**Written exercise**. Please rename "legend-marker" to "legend-symbol" in the lines starting with the line with "- x-tick-label: 300: [351, 435, 370, 446]" and going on through the line with "- axes-frame: [143, 57, 515, 428]", and give back only those lines with nothing else changed.

**Exercise material**.
## begin

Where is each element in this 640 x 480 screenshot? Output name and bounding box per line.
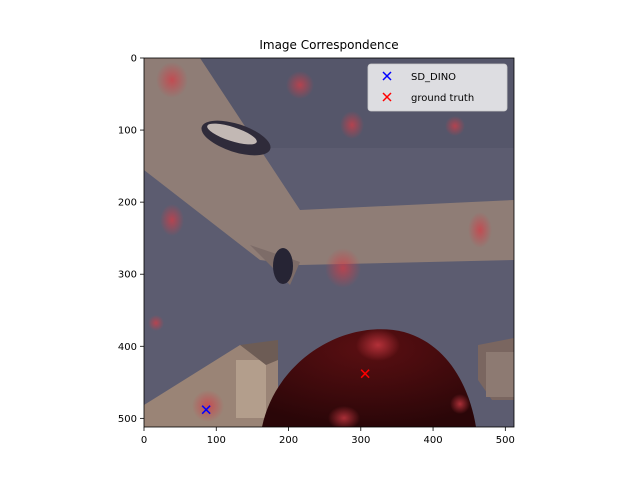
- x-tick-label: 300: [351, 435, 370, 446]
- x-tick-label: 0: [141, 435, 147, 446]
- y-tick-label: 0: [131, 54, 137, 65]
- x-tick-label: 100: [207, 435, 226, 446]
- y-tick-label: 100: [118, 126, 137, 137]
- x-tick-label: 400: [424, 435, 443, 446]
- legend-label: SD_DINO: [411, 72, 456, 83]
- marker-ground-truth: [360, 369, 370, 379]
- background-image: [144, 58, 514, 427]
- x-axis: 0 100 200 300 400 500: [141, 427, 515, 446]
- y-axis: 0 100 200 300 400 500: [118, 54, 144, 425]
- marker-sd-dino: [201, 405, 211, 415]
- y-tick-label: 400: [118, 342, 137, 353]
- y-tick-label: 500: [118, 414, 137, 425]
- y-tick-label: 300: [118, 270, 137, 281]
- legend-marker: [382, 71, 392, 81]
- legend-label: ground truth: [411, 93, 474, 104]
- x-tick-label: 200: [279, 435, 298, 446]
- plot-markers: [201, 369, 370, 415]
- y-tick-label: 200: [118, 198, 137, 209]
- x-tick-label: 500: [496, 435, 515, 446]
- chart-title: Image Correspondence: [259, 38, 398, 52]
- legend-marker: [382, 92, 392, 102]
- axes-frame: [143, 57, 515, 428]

## end
## begin

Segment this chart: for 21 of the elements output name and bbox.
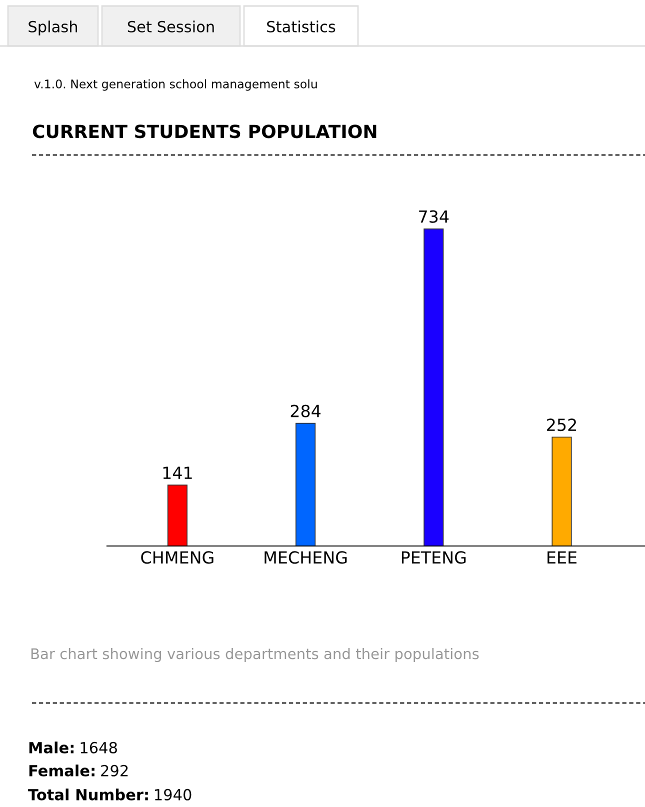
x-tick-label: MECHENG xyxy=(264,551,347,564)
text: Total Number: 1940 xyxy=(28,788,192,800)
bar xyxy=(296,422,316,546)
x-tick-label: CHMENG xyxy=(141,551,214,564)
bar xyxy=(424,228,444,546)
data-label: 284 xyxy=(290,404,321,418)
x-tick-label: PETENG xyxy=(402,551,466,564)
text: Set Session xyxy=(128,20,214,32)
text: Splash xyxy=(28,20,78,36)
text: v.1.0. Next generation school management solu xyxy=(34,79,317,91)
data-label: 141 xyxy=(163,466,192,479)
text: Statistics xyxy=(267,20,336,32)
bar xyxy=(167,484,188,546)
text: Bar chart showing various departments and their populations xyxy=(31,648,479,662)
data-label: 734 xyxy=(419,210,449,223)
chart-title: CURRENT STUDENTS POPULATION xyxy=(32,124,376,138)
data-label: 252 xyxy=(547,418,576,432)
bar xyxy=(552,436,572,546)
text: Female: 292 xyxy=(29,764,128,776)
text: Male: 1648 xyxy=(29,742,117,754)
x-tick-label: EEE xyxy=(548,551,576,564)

## end
## begin

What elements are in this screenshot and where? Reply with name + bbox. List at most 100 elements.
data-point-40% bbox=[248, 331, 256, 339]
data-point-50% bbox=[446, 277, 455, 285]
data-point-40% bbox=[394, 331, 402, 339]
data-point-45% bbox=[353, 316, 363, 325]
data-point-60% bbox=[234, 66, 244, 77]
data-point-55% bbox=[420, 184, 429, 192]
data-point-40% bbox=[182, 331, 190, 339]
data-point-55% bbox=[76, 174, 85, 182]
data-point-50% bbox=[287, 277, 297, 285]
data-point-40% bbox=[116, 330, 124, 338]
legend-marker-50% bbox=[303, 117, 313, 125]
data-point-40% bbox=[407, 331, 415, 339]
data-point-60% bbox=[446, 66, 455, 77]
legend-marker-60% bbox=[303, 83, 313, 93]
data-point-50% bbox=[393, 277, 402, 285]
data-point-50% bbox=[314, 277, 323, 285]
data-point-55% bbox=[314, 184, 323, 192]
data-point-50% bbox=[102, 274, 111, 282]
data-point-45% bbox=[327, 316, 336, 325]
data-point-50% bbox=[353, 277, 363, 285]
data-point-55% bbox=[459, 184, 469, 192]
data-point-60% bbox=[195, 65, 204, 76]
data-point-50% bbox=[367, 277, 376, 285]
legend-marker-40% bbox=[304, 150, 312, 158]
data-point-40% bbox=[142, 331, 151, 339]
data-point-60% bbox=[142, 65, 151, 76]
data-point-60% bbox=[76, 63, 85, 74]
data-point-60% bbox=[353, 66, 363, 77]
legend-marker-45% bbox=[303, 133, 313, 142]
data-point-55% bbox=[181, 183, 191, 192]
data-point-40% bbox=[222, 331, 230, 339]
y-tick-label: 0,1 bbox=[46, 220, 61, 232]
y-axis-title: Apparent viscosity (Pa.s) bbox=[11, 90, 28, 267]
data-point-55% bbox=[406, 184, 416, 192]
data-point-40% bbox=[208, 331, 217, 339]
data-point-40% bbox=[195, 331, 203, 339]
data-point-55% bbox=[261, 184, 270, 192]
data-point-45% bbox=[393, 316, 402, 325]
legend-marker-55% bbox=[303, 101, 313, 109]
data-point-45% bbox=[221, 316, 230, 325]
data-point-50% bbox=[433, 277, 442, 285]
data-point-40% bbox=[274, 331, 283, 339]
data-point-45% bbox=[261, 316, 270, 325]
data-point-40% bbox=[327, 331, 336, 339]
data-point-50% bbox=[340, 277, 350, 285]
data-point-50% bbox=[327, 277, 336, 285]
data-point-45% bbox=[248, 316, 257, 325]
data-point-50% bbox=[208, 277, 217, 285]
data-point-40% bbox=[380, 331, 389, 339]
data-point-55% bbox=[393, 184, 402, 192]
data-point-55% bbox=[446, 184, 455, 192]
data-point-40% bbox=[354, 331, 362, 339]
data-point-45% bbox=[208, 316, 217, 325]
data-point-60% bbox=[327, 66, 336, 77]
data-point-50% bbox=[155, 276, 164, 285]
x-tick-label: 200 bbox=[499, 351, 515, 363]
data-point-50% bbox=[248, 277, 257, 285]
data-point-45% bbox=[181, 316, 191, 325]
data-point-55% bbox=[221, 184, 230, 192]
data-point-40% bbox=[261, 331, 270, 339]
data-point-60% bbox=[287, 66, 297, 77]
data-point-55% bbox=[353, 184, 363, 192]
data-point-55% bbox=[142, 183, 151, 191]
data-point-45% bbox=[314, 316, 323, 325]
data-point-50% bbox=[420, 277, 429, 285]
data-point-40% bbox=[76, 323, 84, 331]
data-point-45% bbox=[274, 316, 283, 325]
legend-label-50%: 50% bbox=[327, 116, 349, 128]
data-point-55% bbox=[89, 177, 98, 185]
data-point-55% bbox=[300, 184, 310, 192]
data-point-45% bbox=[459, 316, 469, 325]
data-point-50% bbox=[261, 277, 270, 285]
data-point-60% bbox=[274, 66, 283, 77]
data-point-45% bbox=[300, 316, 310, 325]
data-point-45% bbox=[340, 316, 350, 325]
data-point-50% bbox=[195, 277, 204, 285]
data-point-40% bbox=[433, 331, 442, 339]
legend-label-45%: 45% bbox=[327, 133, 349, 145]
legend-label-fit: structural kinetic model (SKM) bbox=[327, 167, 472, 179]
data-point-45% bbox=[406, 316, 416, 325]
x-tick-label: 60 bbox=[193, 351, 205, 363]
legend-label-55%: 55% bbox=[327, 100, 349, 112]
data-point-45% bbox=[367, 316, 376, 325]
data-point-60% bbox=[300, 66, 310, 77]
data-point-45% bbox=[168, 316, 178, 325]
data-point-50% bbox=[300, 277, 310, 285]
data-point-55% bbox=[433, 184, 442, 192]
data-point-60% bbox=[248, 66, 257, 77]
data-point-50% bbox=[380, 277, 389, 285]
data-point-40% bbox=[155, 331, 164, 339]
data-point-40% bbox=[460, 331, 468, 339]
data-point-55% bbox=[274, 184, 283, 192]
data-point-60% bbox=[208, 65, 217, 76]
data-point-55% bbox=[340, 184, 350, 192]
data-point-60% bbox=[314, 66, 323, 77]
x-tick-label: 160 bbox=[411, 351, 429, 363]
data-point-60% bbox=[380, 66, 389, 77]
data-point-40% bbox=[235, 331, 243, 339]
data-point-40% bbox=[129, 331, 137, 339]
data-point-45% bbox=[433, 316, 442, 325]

## end

**Answer for this exercise**.
- x-tick-label: 300: [351, 435, 370, 446]
- x-tick-label: 0: [141, 435, 147, 446]
- y-tick-label: 0: [131, 54, 137, 65]
- x-tick-label: 100: [207, 435, 226, 446]
- y-tick-label: 100: [118, 126, 137, 137]
- x-tick-label: 400: [424, 435, 443, 446]
- legend-label: SD_DINO: [411, 72, 456, 83]
- marker-ground-truth: [360, 369, 370, 379]
- background-image: [144, 58, 514, 427]
- x-axis: 0 100 200 300 400 500: [141, 427, 515, 446]
- y-axis: 0 100 200 300 400 500: [118, 54, 144, 425]
- marker-sd-dino: [201, 405, 211, 415]
- y-tick-label: 400: [118, 342, 137, 353]
- y-tick-label: 500: [118, 414, 137, 425]
- y-tick-label: 300: [118, 270, 137, 281]
- legend-symbol: [382, 71, 392, 81]
- legend-label: ground truth: [411, 93, 474, 104]
- x-tick-label: 200: [279, 435, 298, 446]
- plot-markers: [201, 369, 370, 415]
- y-tick-label: 200: [118, 198, 137, 209]
- x-tick-label: 500: [496, 435, 515, 446]
- chart-title: Image Correspondence: [259, 38, 398, 52]
- legend-symbol: [382, 92, 392, 102]
- axes-frame: [143, 57, 515, 428]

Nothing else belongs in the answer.